[Data entries]
____

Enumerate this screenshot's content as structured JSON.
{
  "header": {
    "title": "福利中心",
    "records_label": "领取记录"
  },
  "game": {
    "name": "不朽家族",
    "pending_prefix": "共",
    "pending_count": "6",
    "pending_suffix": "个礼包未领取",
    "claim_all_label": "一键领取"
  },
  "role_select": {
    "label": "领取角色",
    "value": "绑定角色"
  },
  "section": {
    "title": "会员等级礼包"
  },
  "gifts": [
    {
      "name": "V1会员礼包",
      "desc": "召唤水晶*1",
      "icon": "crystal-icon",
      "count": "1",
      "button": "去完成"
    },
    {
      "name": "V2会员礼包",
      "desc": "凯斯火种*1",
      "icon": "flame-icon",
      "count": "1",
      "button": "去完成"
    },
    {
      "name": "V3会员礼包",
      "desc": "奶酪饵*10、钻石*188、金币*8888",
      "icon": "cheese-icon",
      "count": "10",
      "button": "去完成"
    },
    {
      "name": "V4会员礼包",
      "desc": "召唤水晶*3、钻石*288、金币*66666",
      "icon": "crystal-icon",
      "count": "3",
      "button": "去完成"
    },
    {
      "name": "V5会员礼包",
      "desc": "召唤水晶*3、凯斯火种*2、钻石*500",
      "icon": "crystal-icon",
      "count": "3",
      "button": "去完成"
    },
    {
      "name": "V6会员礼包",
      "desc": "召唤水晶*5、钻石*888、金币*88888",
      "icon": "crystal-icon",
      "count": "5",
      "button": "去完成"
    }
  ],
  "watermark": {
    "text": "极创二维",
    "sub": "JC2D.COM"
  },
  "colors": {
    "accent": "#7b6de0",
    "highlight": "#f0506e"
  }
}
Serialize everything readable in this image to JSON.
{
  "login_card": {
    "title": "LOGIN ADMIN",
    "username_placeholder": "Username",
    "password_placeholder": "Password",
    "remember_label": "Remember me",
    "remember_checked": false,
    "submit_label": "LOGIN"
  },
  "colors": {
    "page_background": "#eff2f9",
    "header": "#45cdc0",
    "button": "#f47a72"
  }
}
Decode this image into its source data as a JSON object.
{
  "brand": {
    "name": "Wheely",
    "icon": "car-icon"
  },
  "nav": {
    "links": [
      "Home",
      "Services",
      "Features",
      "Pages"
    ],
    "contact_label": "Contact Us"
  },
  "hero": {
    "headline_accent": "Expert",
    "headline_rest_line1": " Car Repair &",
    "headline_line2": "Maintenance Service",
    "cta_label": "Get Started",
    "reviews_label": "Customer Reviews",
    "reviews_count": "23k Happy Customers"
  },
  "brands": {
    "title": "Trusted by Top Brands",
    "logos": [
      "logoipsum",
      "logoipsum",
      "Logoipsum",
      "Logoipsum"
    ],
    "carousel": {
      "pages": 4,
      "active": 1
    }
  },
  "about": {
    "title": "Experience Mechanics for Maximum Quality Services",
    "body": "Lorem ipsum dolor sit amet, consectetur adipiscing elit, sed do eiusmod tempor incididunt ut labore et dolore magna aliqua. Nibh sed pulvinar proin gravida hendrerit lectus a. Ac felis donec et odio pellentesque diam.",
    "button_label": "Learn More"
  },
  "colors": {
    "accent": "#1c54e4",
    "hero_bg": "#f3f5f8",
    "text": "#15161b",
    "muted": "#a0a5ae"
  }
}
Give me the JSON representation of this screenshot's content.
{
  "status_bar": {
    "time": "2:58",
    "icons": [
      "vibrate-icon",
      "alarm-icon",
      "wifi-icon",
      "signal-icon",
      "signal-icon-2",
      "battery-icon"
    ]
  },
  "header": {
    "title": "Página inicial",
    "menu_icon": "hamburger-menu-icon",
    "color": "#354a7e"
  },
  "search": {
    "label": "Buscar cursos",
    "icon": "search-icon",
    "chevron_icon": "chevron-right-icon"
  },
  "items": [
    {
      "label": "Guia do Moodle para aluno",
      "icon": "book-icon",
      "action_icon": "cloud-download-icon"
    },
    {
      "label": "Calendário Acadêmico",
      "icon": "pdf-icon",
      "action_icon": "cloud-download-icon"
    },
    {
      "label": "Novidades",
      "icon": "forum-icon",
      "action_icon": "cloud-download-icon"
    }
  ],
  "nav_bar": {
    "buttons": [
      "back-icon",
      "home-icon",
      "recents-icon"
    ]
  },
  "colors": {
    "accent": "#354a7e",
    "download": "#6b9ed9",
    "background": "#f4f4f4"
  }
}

____

Return all of the entries word for word.

Enumerate this screenshot's content as structured JSON.
{
  "header": {
    "title": "福利中心",
    "records_label": "领取记录"
  },
  "game": {
    "name": "不朽家族",
    "pending_prefix": "共",
    "pending_count": "6",
    "pending_suffix": "个礼包未领取",
    "claim_all_label": "一键领取"
  },
  "role_select": {
    "label": "领取角色",
    "value": "绑定角色"
  },
  "section": {
    "title": "会员等级礼包"
  },
  "gifts": [
    {
      "name": "V1会员礼包",
      "desc": "召唤水晶*1",
      "icon": "crystal-icon",
      "count": "1",
      "button": "去完成"
    },
    {
      "name": "V2会员礼包",
      "desc": "凯斯火种*1",
      "icon": "flame-icon",
      "count": "1",
      "button": "去完成"
    },
    {
      "name": "V3会员礼包",
      "desc": "奶酪饵*10、钻石*188、金币*8888",
      "icon": "cheese-icon",
      "count": "10",
      "button": "去完成"
    },
    {
      "name": "V4会员礼包",
      "desc": "召唤水晶*3、钻石*288、金币*66666",
      "icon": "crystal-icon",
      "count": "3",
      "button": "去完成"
    },
    {
      "name": "V5会员礼包",
      "desc": "召唤水晶*3、凯斯火种*2、钻石*500",
      "icon": "crystal-icon",
      "count": "3",
      "button": "去完成"
    },
    {
      "name": "V6会员礼包",
      "desc": "召唤水晶*5、钻石*888、金币*88888",
      "icon": "crystal-icon",
      "count": "5",
      "button": "去完成"
    }
  ],
  "watermark": {
    "text": "极创二维",
    "sub": "JC2D.COM"
  },
  "colors": {
    "accent": "#7b6de0",
    "highlight": "#f0506e"
  }
}
Serialize everything readable in this image to JSON.
{
  "login_card": {
    "title": "LOGIN ADMIN",
    "username_placeholder": "Username",
    "password_placeholder": "Password",
    "remember_label": "Remember me",
    "remember_checked": false,
    "submit_label": "LOGIN"
  },
  "colors": {
    "page_background": "#eff2f9",
    "header": "#45cdc0",
    "button": "#f47a72"
  }
}
Decode this image into its source data as a JSON object.
{
  "brand": {
    "name": "Wheely",
    "icon": "car-icon"
  },
  "nav": {
    "links": [
      "Home",
      "Services",
      "Features",
      "Pages"
    ],
    "contact_label": "Contact Us"
  },
  "hero": {
    "headline_accent": "Expert",
    "headline_rest_line1": " Car Repair &",
    "headline_line2": "Maintenance Service",
    "cta_label": "Get Started",
    "reviews_label": "Customer Reviews",
    "reviews_count": "23k Happy Customers"
  },
  "brands": {
    "title": "Trusted by Top Brands",
    "logos": [
      "logoipsum",
      "logoipsum",
      "Logoipsum",
      "Logoipsum"
    ],
    "carousel": {
      "pages": 4,
      "active": 1
    }
  },
  "about": {
    "title": "Experience Mechanics for Maximum Quality Services",
    "body": "Lorem ipsum dolor sit amet, consectetur adipiscing elit, sed do eiusmod tempor incididunt ut labore et dolore magna aliqua. Nibh sed pulvinar proin gravida hendrerit lectus a. Ac felis donec et odio pellentesque diam.",
    "button_label": "Learn More"
  },
  "colors": {
    "accent": "#1c54e4",
    "hero_bg": "#f3f5f8",
    "text": "#15161b",
    "muted": "#a0a5ae"
  }
}
Give me the JSON representation of this screenshot's content.
{
  "status_bar": {
    "time": "2:58",
    "icons": [
      "vibrate-icon",
      "alarm-icon",
      "wifi-icon",
      "signal-icon",
      "signal-icon-2",
      "battery-icon"
    ]
  },
  "header": {
    "title": "Página inicial",
    "menu_icon": "hamburger-menu-icon",
    "color": "#354a7e"
  },
  "search": {
    "label": "Buscar cursos",
    "icon": "search-icon",
    "chevron_icon": "chevron-right-icon"
  },
  "items": [
    {
      "label": "Guia do Moodle para aluno",
      "icon": "book-icon",
      "action_icon": "cloud-download-icon"
    },
    {
      "label": "Calendário Acadêmico",
      "icon": "pdf-icon",
      "action_icon": "cloud-download-icon"
    },
    {
      "label": "Novidades",
      "icon": "forum-icon",
      "action_icon": "cloud-download-icon"
    }
  ],
  "nav_bar": {
    "buttons": [
      "back-icon",
      "home-icon",
      "recents-icon"
    ]
  },
  "colors": {
    "accent": "#354a7e",
    "download": "#6b9ed9",
    "background": "#f4f4f4"
  }
}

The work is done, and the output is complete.